[WHAT IS EXPECTED]: Go through the records and show each line where the word "victo" occurs.
· · · · ·
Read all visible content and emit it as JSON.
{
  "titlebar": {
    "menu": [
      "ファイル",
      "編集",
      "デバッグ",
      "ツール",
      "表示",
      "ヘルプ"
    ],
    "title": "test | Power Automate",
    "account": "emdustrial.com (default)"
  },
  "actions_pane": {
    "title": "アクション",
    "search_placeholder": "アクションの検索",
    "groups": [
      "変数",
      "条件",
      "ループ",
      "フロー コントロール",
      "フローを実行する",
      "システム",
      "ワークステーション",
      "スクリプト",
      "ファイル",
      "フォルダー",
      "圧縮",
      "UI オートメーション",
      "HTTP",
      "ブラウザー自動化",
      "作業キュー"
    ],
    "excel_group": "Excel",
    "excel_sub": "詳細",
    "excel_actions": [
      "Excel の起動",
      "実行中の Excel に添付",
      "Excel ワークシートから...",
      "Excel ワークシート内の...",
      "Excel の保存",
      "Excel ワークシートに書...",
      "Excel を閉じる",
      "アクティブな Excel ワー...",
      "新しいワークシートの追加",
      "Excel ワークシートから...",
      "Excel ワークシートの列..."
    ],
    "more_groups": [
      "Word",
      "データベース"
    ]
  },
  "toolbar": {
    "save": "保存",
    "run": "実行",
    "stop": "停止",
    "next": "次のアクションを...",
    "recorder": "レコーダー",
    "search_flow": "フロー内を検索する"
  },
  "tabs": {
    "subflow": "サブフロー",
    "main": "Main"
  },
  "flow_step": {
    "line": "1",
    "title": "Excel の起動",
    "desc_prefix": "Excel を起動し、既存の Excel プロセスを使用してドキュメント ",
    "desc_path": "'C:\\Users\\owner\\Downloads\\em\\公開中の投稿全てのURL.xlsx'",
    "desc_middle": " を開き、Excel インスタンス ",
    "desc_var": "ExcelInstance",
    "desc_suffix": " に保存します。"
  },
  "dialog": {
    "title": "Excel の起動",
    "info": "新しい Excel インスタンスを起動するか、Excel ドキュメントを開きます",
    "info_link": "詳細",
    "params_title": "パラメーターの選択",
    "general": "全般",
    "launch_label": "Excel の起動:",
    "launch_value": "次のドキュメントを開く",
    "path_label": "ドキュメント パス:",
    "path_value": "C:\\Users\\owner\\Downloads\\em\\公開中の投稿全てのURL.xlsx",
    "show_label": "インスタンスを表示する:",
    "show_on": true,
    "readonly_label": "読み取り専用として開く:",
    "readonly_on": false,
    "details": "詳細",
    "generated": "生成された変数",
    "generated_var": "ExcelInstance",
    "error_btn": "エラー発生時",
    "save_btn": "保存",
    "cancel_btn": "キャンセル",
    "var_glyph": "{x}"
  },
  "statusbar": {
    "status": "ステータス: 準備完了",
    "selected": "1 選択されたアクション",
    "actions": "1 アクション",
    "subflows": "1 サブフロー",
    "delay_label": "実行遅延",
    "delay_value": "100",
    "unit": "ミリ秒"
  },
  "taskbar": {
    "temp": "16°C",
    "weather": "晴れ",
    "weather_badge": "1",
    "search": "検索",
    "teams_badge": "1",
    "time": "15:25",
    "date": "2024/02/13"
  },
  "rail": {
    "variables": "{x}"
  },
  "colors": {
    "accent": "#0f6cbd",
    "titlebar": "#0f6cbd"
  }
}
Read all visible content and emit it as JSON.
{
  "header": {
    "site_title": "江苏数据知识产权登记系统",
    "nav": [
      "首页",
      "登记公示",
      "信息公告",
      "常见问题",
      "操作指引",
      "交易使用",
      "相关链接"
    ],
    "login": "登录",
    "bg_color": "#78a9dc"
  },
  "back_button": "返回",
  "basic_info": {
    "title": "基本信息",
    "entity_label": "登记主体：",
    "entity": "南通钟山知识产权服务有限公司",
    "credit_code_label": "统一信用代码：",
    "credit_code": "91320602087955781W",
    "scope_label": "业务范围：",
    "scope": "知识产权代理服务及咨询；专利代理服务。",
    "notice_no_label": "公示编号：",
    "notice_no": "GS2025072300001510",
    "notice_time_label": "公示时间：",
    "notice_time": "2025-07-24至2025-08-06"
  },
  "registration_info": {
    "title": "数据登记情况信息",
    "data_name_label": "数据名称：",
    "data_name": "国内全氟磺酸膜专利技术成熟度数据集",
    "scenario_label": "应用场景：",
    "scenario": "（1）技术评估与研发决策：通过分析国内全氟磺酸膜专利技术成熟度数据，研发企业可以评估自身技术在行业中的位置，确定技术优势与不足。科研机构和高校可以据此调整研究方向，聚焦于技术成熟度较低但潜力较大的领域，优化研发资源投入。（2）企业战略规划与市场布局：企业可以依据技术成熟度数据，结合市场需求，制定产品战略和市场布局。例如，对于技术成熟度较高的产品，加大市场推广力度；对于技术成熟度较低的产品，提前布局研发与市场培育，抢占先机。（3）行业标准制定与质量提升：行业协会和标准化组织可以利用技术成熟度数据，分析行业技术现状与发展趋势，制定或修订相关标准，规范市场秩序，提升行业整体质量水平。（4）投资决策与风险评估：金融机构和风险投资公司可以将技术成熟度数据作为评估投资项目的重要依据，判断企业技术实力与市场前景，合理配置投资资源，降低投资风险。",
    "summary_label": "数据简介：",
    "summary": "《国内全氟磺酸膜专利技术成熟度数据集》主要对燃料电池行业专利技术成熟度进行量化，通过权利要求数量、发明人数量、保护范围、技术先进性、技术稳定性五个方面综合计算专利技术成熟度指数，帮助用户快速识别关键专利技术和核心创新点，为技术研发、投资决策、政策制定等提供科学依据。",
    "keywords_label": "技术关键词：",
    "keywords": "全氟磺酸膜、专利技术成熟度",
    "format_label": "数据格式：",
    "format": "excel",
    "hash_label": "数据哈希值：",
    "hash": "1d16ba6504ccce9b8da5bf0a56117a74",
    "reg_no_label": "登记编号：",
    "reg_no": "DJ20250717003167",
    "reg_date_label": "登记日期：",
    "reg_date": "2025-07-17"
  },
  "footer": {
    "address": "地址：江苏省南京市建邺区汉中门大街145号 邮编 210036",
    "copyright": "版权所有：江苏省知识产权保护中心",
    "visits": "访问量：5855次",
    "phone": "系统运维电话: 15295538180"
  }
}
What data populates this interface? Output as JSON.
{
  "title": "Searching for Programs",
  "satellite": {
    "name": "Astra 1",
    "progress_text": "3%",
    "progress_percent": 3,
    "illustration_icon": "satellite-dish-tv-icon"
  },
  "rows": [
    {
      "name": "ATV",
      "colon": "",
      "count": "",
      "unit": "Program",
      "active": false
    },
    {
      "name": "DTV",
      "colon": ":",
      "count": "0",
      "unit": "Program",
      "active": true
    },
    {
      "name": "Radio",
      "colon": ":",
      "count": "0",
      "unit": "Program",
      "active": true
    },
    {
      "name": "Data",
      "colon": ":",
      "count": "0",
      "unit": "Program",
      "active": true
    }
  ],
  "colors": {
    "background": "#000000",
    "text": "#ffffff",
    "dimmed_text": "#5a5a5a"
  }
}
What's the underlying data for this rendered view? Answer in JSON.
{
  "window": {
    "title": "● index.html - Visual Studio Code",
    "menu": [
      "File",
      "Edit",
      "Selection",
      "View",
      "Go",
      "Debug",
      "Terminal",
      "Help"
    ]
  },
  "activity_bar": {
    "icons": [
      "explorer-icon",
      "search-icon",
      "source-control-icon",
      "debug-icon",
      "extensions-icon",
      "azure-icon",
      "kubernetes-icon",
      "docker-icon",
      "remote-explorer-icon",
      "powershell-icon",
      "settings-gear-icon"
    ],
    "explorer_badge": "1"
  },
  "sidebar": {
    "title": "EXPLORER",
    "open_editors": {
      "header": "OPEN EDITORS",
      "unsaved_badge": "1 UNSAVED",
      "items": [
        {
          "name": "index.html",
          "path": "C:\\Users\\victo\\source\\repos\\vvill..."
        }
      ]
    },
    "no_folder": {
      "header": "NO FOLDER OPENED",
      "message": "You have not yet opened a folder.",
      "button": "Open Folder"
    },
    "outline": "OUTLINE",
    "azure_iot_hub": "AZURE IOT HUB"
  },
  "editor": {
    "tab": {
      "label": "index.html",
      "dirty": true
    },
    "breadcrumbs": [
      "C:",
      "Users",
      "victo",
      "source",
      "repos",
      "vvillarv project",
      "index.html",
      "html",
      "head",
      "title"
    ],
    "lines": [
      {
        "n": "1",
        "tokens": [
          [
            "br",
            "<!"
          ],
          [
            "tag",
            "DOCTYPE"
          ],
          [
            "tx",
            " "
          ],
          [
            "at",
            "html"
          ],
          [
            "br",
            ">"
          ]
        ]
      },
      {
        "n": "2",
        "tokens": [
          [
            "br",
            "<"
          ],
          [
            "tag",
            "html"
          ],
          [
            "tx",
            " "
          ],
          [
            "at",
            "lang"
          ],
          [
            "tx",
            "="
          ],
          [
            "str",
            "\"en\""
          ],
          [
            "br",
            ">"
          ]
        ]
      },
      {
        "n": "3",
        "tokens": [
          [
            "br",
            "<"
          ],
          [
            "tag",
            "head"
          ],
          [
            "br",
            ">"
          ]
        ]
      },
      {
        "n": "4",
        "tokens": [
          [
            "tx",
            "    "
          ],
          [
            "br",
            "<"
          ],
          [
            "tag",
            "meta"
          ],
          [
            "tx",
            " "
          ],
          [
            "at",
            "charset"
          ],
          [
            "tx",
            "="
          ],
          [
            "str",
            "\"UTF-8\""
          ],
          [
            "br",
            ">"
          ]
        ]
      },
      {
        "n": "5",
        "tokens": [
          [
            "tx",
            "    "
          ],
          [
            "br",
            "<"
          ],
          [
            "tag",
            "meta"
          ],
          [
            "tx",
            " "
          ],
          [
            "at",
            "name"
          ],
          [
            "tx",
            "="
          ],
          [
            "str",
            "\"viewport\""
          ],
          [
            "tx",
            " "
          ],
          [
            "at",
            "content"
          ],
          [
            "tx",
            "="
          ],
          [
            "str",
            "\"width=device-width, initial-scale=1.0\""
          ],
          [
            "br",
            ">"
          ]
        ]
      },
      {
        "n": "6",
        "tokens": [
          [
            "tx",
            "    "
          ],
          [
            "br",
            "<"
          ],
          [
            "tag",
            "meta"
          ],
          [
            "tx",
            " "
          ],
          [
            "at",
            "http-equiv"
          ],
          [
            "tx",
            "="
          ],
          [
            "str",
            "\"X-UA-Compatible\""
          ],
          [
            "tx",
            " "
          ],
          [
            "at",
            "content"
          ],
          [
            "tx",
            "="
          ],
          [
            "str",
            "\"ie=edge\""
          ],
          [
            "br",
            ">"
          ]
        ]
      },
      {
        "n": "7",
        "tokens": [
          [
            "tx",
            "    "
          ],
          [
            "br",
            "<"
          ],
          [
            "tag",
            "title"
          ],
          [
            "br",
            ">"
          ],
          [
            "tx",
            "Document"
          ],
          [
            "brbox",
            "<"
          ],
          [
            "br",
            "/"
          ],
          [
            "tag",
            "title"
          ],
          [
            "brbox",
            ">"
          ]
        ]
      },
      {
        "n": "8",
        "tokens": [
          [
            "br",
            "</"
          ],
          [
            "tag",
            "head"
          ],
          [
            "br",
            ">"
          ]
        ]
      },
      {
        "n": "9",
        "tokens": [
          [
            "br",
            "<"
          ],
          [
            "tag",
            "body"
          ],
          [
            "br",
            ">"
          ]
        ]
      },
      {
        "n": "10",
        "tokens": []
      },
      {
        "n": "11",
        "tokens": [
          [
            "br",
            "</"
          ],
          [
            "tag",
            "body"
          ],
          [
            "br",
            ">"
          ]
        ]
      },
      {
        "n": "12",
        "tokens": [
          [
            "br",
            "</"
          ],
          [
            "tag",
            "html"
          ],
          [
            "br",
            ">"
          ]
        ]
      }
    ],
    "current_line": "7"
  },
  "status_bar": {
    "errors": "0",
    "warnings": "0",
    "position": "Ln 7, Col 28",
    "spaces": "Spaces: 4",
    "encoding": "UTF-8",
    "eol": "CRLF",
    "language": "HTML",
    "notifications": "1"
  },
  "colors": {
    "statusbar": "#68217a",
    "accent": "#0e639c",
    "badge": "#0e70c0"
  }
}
· · · · ·
[FINAL RESULT]:
          "path": "C:\\Users\\victo\\source\\repos\\vvill..."
      "victo",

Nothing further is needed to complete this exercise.